__WHAT YOU NEED TO DO__: State the number of lines that hold the string "duos", with nothing added.

Records from a collection:
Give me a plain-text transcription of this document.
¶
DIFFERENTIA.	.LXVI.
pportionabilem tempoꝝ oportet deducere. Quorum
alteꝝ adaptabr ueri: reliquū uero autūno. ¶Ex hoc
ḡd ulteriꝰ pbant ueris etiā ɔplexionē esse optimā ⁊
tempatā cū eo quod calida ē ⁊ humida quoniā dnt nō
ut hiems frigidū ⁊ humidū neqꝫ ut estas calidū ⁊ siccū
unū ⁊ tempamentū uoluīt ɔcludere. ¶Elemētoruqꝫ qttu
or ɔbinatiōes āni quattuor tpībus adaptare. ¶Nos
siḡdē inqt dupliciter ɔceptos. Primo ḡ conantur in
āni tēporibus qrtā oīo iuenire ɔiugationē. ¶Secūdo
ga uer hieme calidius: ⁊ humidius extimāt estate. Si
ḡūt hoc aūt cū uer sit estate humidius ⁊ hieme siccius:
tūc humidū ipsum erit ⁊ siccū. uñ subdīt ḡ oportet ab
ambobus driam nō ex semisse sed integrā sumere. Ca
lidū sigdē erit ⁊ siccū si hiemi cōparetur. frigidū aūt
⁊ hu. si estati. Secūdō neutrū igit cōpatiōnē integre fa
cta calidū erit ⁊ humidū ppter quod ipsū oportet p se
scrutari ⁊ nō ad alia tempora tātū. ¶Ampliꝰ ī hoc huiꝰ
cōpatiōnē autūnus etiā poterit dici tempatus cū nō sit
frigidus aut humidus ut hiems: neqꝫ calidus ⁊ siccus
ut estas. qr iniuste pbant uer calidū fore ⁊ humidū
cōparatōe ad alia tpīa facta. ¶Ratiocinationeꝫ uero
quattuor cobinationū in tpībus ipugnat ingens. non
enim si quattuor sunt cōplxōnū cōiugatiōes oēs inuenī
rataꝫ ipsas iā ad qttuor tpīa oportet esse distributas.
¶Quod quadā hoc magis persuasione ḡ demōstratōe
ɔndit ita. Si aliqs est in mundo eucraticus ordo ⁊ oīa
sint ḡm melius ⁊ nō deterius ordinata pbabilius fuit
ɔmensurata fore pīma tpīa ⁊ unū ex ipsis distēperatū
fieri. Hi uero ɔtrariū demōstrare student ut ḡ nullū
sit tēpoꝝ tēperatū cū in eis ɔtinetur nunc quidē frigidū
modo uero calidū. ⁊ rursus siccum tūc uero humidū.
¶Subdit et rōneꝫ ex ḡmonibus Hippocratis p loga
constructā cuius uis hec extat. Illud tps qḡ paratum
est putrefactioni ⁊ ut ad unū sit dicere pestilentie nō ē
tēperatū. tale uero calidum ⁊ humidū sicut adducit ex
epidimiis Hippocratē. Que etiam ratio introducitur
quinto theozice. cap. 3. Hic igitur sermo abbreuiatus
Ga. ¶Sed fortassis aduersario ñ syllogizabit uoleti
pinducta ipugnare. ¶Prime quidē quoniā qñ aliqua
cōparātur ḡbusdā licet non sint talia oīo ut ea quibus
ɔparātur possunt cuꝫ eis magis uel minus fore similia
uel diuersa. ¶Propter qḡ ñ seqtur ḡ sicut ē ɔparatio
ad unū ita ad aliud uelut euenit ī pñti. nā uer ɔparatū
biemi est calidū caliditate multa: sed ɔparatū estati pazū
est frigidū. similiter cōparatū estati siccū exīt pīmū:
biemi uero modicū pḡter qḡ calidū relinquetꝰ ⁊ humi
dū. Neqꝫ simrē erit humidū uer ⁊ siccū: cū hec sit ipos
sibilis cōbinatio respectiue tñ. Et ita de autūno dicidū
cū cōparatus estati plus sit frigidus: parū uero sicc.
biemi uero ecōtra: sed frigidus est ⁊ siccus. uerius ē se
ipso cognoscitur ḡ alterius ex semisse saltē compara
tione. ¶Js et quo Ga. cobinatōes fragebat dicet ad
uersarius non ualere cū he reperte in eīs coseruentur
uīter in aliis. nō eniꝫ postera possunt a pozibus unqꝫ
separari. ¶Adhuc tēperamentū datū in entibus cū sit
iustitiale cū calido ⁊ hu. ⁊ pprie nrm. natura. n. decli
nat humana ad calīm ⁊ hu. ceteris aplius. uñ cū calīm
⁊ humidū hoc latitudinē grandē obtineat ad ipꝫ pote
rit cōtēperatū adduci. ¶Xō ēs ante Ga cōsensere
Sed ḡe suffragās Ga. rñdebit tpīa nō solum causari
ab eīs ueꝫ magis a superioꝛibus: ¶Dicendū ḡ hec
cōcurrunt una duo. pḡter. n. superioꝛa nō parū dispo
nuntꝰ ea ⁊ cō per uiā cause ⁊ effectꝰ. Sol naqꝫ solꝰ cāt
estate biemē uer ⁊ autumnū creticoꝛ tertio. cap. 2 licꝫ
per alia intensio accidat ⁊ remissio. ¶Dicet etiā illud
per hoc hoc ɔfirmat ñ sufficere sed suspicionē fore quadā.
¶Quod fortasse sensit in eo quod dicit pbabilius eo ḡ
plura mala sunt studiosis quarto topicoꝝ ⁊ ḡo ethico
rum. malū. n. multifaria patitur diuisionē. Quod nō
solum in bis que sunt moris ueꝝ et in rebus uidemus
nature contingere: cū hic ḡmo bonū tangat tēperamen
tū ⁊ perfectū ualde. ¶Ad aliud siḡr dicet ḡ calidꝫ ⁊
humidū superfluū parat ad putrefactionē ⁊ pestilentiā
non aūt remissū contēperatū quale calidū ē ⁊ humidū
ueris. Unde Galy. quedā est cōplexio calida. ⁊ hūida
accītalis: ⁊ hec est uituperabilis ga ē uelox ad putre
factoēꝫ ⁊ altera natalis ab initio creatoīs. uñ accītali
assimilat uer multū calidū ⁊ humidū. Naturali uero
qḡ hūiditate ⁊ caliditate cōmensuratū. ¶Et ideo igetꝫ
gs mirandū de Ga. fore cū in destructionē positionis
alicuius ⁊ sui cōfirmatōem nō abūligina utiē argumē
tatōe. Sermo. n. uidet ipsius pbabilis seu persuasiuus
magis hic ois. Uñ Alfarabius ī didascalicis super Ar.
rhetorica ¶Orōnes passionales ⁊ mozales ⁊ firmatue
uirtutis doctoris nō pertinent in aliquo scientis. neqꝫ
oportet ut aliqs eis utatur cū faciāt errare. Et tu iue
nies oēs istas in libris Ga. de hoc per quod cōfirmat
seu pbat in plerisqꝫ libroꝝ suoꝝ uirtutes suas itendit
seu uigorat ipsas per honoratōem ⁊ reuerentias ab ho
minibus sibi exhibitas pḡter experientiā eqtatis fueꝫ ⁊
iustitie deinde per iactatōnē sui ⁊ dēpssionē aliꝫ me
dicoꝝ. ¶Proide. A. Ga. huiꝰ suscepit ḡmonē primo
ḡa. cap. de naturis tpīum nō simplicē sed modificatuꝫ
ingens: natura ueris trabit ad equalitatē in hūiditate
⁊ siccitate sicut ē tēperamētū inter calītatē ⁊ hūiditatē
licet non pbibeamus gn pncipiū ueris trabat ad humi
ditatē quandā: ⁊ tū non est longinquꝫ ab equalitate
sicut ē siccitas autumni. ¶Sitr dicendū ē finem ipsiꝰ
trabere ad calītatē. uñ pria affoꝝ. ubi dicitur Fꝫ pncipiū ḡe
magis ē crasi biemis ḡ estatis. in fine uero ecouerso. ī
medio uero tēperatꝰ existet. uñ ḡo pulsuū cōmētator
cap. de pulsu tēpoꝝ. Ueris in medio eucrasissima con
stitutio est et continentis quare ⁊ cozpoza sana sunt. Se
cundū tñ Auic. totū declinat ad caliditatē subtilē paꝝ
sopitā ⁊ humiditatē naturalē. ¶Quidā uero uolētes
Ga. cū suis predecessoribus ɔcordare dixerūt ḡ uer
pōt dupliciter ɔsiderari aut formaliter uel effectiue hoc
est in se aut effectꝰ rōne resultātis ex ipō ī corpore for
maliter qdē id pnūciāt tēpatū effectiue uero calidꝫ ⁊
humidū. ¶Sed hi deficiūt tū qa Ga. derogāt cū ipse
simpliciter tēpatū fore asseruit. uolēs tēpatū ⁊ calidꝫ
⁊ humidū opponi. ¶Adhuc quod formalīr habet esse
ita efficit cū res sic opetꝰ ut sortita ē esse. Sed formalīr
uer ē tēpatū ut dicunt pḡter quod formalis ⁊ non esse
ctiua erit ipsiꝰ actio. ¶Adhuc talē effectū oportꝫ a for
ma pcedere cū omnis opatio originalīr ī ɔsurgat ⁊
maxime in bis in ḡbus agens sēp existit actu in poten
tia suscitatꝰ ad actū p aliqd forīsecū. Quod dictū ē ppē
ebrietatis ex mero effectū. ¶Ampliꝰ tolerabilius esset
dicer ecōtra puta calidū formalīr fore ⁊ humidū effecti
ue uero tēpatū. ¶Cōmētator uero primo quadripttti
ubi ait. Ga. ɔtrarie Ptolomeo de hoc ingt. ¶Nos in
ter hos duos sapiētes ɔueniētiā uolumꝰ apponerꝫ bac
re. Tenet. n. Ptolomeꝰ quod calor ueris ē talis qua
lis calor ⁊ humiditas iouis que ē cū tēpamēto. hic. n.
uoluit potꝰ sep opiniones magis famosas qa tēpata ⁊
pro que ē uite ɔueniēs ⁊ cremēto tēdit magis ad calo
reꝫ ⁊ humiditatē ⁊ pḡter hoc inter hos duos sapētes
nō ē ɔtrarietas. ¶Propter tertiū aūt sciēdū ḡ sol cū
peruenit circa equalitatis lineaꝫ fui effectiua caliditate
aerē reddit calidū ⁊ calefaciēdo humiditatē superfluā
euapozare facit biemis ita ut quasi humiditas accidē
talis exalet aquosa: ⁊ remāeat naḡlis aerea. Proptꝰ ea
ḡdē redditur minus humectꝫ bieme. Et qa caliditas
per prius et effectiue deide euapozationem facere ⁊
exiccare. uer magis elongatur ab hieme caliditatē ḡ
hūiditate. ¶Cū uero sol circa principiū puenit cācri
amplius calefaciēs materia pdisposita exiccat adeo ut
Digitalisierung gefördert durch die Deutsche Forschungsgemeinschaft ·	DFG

__OUTPUT BELOW__: 2